Stored data entries:
........
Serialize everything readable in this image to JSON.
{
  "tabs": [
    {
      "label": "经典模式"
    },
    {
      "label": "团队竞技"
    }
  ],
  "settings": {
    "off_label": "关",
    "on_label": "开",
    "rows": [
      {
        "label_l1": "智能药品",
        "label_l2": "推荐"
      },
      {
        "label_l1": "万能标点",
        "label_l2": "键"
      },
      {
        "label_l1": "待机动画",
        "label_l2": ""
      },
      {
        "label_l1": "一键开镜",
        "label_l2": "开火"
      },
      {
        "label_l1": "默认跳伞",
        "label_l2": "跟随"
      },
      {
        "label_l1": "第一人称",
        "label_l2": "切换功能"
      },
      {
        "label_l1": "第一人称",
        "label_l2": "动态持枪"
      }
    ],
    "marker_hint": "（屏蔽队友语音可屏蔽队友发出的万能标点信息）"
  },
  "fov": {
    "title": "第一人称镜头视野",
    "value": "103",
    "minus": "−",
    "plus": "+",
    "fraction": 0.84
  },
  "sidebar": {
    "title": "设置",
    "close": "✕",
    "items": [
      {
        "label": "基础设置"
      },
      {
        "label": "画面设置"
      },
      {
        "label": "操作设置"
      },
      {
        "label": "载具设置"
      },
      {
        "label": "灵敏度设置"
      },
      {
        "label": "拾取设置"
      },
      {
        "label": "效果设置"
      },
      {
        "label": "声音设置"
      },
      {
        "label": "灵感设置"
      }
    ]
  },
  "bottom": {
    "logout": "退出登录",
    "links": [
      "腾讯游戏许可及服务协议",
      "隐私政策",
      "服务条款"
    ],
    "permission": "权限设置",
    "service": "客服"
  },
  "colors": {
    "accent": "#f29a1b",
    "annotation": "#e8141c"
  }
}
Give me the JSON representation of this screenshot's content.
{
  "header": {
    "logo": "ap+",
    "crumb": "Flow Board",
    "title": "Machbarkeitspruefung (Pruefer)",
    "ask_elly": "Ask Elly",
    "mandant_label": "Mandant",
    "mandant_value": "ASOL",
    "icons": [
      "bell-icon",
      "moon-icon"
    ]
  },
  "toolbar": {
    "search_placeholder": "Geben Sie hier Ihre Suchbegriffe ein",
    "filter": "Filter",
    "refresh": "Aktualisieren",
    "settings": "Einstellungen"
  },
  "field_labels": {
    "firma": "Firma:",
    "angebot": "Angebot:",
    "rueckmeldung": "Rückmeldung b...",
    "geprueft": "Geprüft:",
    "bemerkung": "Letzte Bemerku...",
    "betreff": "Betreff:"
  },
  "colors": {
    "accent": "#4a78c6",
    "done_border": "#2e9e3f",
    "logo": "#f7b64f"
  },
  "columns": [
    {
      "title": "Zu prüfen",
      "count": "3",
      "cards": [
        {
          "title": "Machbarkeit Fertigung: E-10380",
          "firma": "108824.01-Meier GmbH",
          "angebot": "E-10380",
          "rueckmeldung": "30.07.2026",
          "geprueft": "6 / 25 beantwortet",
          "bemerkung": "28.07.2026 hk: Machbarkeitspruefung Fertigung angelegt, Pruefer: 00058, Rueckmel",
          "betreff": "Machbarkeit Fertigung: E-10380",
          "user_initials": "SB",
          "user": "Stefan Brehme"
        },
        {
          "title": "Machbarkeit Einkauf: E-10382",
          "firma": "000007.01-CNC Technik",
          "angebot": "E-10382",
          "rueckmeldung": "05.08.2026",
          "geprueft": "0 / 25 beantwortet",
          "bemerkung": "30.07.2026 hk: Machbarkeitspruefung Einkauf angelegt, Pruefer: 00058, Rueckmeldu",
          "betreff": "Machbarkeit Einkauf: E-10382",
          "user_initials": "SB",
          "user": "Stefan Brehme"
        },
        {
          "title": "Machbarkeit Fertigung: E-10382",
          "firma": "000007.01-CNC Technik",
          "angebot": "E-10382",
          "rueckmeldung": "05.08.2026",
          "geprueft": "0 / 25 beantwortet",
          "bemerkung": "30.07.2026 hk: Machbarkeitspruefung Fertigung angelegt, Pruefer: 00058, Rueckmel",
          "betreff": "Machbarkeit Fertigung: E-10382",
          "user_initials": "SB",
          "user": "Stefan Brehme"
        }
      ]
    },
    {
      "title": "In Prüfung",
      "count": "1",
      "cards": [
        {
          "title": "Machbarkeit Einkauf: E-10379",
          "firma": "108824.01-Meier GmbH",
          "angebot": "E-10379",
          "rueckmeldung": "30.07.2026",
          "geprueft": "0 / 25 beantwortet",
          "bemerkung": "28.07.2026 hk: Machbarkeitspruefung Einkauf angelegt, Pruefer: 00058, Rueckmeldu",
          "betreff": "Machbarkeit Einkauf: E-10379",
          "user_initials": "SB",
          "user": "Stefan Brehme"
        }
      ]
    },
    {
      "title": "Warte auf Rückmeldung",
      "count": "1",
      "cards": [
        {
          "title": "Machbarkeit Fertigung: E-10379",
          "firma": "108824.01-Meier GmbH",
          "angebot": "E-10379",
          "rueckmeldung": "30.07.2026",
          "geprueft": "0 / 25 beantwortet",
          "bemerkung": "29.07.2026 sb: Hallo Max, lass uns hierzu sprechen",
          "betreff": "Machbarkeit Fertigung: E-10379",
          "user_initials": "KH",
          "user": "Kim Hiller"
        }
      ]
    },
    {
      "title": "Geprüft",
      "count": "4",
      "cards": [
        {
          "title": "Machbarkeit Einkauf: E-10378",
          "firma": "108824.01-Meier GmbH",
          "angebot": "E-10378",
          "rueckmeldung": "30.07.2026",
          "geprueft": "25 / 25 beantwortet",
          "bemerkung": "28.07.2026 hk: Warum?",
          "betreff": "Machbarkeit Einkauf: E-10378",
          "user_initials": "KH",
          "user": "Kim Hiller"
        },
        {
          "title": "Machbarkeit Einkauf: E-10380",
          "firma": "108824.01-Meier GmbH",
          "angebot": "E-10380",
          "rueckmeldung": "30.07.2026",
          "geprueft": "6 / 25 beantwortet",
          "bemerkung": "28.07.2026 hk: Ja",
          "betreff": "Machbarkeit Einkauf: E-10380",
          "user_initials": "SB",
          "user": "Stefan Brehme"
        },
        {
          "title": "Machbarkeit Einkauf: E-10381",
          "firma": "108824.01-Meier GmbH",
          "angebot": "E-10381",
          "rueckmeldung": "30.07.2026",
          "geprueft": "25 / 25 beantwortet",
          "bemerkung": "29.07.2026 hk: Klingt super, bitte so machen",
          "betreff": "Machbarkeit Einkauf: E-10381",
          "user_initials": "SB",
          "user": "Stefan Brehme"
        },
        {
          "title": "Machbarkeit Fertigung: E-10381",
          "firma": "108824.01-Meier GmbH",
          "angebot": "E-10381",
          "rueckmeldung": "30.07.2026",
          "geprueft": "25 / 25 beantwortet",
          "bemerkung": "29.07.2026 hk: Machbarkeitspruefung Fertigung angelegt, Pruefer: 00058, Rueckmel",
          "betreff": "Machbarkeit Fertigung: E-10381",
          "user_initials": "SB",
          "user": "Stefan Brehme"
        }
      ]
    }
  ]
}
........
Problem requirements: Write out every record verbatim.

Solution for this exercise:
Serialize everything readable in this image to JSON.
{
  "tabs": [
    {
      "label": "经典模式"
    },
    {
      "label": "团队竞技"
    }
  ],
  "settings": {
    "off_label": "关",
    "on_label": "开",
    "rows": [
      {
        "label_l1": "智能药品",
        "label_l2": "推荐"
      },
      {
        "label_l1": "万能标点",
        "label_l2": "键"
      },
      {
        "label_l1": "待机动画",
        "label_l2": ""
      },
      {
        "label_l1": "一键开镜",
        "label_l2": "开火"
      },
      {
        "label_l1": "默认跳伞",
        "label_l2": "跟随"
      },
      {
        "label_l1": "第一人称",
        "label_l2": "切换功能"
      },
      {
        "label_l1": "第一人称",
        "label_l2": "动态持枪"
      }
    ],
    "marker_hint": "（屏蔽队友语音可屏蔽队友发出的万能标点信息）"
  },
  "fov": {
    "title": "第一人称镜头视野",
    "value": "103",
    "minus": "−",
    "plus": "+",
    "fraction": 0.84
  },
  "sidebar": {
    "title": "设置",
    "close": "✕",
    "items": [
      {
        "label": "基础设置"
      },
      {
        "label": "画面设置"
      },
      {
        "label": "操作设置"
      },
      {
        "label": "载具设置"
      },
      {
        "label": "灵敏度设置"
      },
      {
        "label": "拾取设置"
      },
      {
        "label": "效果设置"
      },
      {
        "label": "声音设置"
      },
      {
        "label": "灵感设置"
      }
    ]
  },
  "bottom": {
    "logout": "退出登录",
    "links": [
      "腾讯游戏许可及服务协议",
      "隐私政策",
      "服务条款"
    ],
    "permission": "权限设置",
    "service": "客服"
  },
  "colors": {
    "accent": "#f29a1b",
    "annotation": "#e8141c"
  }
}
Give me the JSON representation of this screenshot's content.
{
  "header": {
    "logo": "ap+",
    "crumb": "Flow Board",
    "title": "Machbarkeitspruefung (Pruefer)",
    "ask_elly": "Ask Elly",
    "mandant_label": "Mandant",
    "mandant_value": "ASOL",
    "icons": [
      "bell-icon",
      "moon-icon"
    ]
  },
  "toolbar": {
    "search_placeholder": "Geben Sie hier Ihre Suchbegriffe ein",
    "filter": "Filter",
    "refresh": "Aktualisieren",
    "settings": "Einstellungen"
  },
  "field_labels": {
    "firma": "Firma:",
    "angebot": "Angebot:",
    "rueckmeldung": "Rückmeldung b...",
    "geprueft": "Geprüft:",
    "bemerkung": "Letzte Bemerku...",
    "betreff": "Betreff:"
  },
  "colors": {
    "accent": "#4a78c6",
    "done_border": "#2e9e3f",
    "logo": "#f7b64f"
  },
  "columns": [
    {
      "title": "Zu prüfen",
      "count": "3",
      "cards": [
        {
          "title": "Machbarkeit Fertigung: E-10380",
          "firma": "108824.01-Meier GmbH",
          "angebot": "E-10380",
          "rueckmeldung": "30.07.2026",
          "geprueft": "6 / 25 beantwortet",
          "bemerkung": "28.07.2026 hk: Machbarkeitspruefung Fertigung angelegt, Pruefer: 00058, Rueckmel",
          "betreff": "Machbarkeit Fertigung: E-10380",
          "user_initials": "SB",
          "user": "Stefan Brehme"
        },
        {
          "title": "Machbarkeit Einkauf: E-10382",
          "firma": "000007.01-CNC Technik",
          "angebot": "E-10382",
          "rueckmeldung": "05.08.2026",
          "geprueft": "0 / 25 beantwortet",
          "bemerkung": "30.07.2026 hk: Machbarkeitspruefung Einkauf angelegt, Pruefer: 00058, Rueckmeldu",
          "betreff": "Machbarkeit Einkauf: E-10382",
          "user_initials": "SB",
          "user": "Stefan Brehme"
        },
        {
          "title": "Machbarkeit Fertigung: E-10382",
          "firma": "000007.01-CNC Technik",
          "angebot": "E-10382",
          "rueckmeldung": "05.08.2026",
          "geprueft": "0 / 25 beantwortet",
          "bemerkung": "30.07.2026 hk: Machbarkeitspruefung Fertigung angelegt, Pruefer: 00058, Rueckmel",
          "betreff": "Machbarkeit Fertigung: E-10382",
          "user_initials": "SB",
          "user": "Stefan Brehme"
        }
      ]
    },
    {
      "title": "In Prüfung",
      "count": "1",
      "cards": [
        {
          "title": "Machbarkeit Einkauf: E-10379",
          "firma": "108824.01-Meier GmbH",
          "angebot": "E-10379",
          "rueckmeldung": "30.07.2026",
          "geprueft": "0 / 25 beantwortet",
          "bemerkung": "28.07.2026 hk: Machbarkeitspruefung Einkauf angelegt, Pruefer: 00058, Rueckmeldu",
          "betreff": "Machbarkeit Einkauf: E-10379",
          "user_initials": "SB",
          "user": "Stefan Brehme"
        }
      ]
    },
    {
      "title": "Warte auf Rückmeldung",
      "count": "1",
      "cards": [
        {
          "title": "Machbarkeit Fertigung: E-10379",
          "firma": "108824.01-Meier GmbH",
          "angebot": "E-10379",
          "rueckmeldung": "30.07.2026",
          "geprueft": "0 / 25 beantwortet",
          "bemerkung": "29.07.2026 sb: Hallo Max, lass uns hierzu sprechen",
          "betreff": "Machbarkeit Fertigung: E-10379",
          "user_initials": "KH",
          "user": "Kim Hiller"
        }
      ]
    },
    {
      "title": "Geprüft",
      "count": "4",
      "cards": [
        {
          "title": "Machbarkeit Einkauf: E-10378",
          "firma": "108824.01-Meier GmbH",
          "angebot": "E-10378",
          "rueckmeldung": "30.07.2026",
          "geprueft": "25 / 25 beantwortet",
          "bemerkung": "28.07.2026 hk: Warum?",
          "betreff": "Machbarkeit Einkauf: E-10378",
          "user_initials": "KH",
          "user": "Kim Hiller"
        },
        {
          "title": "Machbarkeit Einkauf: E-10380",
          "firma": "108824.01-Meier GmbH",
          "angebot": "E-10380",
          "rueckmeldung": "30.07.2026",
          "geprueft": "6 / 25 beantwortet",
          "bemerkung": "28.07.2026 hk: Ja",
          "betreff": "Machbarkeit Einkauf: E-10380",
          "user_initials": "SB",
          "user": "Stefan Brehme"
        },
        {
          "title": "Machbarkeit Einkauf: E-10381",
          "firma": "108824.01-Meier GmbH",
          "angebot": "E-10381",
          "rueckmeldung": "30.07.2026",
          "geprueft": "25 / 25 beantwortet",
          "bemerkung": "29.07.2026 hk: Klingt super, bitte so machen",
          "betreff": "Machbarkeit Einkauf: E-10381",
          "user_initials": "SB",
          "user": "Stefan Brehme"
        },
        {
          "title": "Machbarkeit Fertigung: E-10381",
          "firma": "108824.01-Meier GmbH",
          "angebot": "E-10381",
          "rueckmeldung": "30.07.2026",
          "geprueft": "25 / 25 beantwortet",
          "bemerkung": "29.07.2026 hk: Machbarkeitspruefung Fertigung angelegt, Pruefer: 00058, Rueckmel",
          "betreff": "Machbarkeit Fertigung: E-10381",
          "user_initials": "SB",
          "user": "Stefan Brehme"
        }
      ]
    }
  ]
}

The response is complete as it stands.